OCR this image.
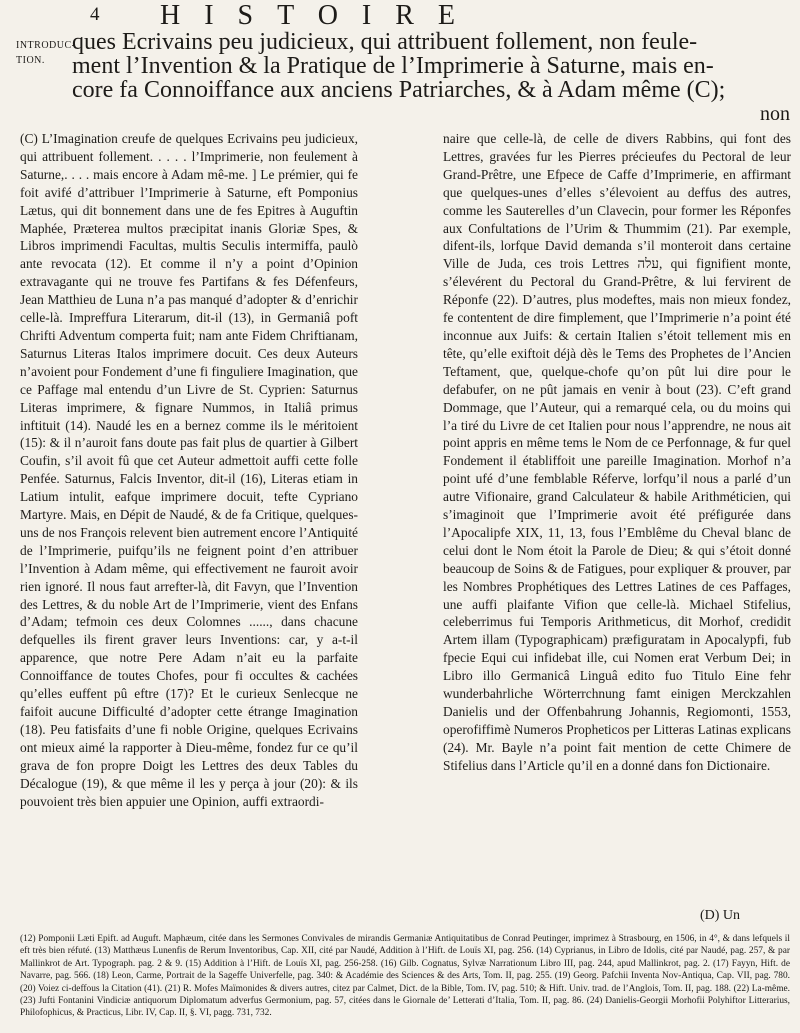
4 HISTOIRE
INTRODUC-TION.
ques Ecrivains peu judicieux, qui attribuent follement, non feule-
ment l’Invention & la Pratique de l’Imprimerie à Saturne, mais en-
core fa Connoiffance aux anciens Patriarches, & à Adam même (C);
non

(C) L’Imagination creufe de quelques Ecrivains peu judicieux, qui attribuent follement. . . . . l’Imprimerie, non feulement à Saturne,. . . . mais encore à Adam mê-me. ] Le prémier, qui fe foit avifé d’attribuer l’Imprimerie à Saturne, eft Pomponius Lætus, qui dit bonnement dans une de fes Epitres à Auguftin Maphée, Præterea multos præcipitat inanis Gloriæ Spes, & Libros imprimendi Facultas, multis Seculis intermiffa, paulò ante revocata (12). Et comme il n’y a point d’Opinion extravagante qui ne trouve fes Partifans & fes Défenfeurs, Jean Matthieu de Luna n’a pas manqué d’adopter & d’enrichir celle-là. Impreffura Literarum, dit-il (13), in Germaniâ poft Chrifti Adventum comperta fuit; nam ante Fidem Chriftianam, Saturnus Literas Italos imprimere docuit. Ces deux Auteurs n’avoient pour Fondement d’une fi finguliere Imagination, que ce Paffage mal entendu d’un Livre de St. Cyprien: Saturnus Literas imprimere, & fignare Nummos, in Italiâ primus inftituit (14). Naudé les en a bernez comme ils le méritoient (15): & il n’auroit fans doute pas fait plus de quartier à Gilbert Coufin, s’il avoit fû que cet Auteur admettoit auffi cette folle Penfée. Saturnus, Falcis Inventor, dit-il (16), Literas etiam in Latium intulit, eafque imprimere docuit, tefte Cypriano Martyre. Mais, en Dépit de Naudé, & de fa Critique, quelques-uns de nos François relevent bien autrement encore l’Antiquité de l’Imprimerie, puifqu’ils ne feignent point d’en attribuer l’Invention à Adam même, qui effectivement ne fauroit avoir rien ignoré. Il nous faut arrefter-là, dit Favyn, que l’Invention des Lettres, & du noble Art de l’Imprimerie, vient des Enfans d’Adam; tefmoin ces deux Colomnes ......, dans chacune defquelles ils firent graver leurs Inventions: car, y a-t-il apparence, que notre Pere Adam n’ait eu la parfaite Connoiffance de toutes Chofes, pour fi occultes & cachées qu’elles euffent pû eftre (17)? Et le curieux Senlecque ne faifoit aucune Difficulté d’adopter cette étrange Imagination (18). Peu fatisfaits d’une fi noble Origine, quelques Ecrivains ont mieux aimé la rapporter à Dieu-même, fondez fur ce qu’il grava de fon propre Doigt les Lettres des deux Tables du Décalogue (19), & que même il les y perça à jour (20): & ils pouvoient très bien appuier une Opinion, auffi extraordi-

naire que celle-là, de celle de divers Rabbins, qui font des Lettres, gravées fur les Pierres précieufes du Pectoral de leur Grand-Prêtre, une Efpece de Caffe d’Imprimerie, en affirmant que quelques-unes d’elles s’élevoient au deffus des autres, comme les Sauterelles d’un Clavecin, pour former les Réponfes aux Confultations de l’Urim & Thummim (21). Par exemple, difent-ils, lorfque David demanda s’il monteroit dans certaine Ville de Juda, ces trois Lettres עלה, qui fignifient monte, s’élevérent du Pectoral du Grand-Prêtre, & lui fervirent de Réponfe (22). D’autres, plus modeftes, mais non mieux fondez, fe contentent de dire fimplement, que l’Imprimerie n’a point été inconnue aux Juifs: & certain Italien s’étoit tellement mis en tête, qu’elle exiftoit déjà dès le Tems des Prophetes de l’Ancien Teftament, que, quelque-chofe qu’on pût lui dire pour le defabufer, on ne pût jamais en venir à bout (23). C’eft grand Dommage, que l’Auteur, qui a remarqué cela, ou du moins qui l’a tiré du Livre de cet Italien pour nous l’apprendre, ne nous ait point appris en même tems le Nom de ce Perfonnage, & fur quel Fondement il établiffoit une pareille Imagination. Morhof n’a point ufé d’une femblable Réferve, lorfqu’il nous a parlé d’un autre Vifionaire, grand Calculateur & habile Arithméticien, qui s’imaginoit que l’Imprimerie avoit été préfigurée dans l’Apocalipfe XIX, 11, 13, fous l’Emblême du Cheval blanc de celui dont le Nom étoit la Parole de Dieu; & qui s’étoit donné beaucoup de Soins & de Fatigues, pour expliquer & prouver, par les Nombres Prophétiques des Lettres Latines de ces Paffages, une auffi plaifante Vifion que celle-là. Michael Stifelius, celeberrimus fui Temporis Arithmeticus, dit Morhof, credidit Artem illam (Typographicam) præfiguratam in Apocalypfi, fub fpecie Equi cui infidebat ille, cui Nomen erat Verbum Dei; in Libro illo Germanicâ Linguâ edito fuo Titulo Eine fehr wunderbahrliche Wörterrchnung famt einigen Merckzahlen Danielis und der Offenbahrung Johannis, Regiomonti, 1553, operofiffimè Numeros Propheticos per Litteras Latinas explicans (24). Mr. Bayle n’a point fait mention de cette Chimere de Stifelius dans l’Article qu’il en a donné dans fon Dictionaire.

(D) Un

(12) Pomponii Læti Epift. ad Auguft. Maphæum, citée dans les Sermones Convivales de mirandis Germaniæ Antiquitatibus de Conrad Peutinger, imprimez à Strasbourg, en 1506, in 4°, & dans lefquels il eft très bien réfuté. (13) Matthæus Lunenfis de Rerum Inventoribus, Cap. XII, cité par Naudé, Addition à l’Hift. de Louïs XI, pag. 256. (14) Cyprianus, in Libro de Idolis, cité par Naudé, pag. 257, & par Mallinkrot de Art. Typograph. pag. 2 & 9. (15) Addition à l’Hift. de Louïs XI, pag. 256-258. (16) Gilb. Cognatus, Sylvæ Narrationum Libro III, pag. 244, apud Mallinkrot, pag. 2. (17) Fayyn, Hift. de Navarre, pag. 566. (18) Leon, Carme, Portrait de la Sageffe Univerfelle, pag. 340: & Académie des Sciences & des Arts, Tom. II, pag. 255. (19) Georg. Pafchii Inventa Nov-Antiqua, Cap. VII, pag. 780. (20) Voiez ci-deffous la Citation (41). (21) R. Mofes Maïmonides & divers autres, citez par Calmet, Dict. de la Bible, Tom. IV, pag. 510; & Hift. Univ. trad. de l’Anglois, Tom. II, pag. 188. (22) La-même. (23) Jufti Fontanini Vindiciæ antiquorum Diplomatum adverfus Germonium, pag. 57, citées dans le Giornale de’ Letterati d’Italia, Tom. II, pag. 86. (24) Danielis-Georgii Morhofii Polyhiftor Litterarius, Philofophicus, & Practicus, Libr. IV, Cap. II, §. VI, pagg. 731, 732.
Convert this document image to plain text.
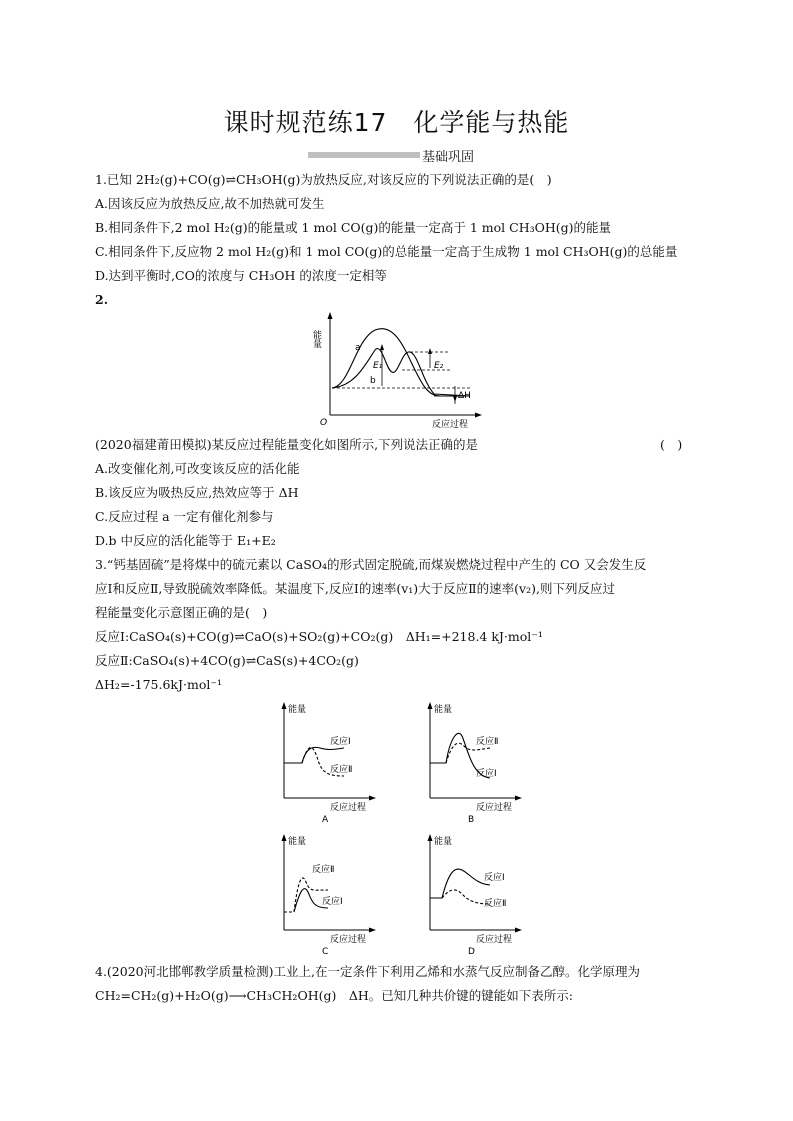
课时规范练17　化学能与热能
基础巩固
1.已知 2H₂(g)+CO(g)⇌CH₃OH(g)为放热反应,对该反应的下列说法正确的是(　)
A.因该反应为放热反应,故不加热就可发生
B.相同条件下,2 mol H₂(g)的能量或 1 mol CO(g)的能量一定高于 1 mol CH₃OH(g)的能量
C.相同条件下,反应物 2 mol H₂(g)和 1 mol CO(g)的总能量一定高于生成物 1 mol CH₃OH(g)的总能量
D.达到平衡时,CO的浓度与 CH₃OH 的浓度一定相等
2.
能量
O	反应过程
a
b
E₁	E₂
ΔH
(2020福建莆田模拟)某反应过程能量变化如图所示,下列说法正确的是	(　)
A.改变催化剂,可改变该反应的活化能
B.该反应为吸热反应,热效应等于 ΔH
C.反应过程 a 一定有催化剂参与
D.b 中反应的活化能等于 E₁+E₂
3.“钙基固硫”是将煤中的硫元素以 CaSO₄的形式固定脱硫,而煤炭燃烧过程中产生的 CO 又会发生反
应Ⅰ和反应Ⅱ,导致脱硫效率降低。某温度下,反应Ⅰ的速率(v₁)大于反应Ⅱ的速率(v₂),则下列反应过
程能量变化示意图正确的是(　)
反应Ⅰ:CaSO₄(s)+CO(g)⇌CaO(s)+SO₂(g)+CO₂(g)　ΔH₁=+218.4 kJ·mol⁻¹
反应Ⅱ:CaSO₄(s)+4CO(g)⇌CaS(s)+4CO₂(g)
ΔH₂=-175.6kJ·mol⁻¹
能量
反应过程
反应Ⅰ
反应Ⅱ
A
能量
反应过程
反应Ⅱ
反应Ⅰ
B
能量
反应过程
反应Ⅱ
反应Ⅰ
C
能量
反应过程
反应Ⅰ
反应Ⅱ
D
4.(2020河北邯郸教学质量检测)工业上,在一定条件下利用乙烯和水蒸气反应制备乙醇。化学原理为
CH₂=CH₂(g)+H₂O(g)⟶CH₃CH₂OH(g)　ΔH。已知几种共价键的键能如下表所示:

What you will do: Isolate each line of the listing above that includes "this". Copy it.

Solution below:
OCR this image.
Convert this document image to plain text.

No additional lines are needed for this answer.